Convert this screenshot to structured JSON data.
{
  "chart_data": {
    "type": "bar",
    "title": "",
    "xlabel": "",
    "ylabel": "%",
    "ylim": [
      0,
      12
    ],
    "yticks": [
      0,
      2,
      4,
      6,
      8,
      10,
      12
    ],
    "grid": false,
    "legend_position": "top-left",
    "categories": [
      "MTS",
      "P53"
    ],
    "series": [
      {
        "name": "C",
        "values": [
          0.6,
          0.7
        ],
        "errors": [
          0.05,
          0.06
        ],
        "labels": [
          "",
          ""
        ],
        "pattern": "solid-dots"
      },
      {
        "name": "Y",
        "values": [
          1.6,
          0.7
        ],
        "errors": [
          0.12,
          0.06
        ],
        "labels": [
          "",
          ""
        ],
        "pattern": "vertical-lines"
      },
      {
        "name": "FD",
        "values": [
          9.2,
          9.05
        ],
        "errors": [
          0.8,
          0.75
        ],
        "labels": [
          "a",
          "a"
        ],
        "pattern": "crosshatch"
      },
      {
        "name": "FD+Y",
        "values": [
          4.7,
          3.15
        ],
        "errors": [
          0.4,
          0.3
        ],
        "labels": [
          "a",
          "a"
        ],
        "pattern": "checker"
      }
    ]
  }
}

> [Instructions to follow] Copy each line of the listing that holds the word "pattern".

> [Correct result]
        "pattern": "solid-dots"
        "pattern": "vertical-lines"
        "pattern": "crosshatch"
        "pattern": "checker"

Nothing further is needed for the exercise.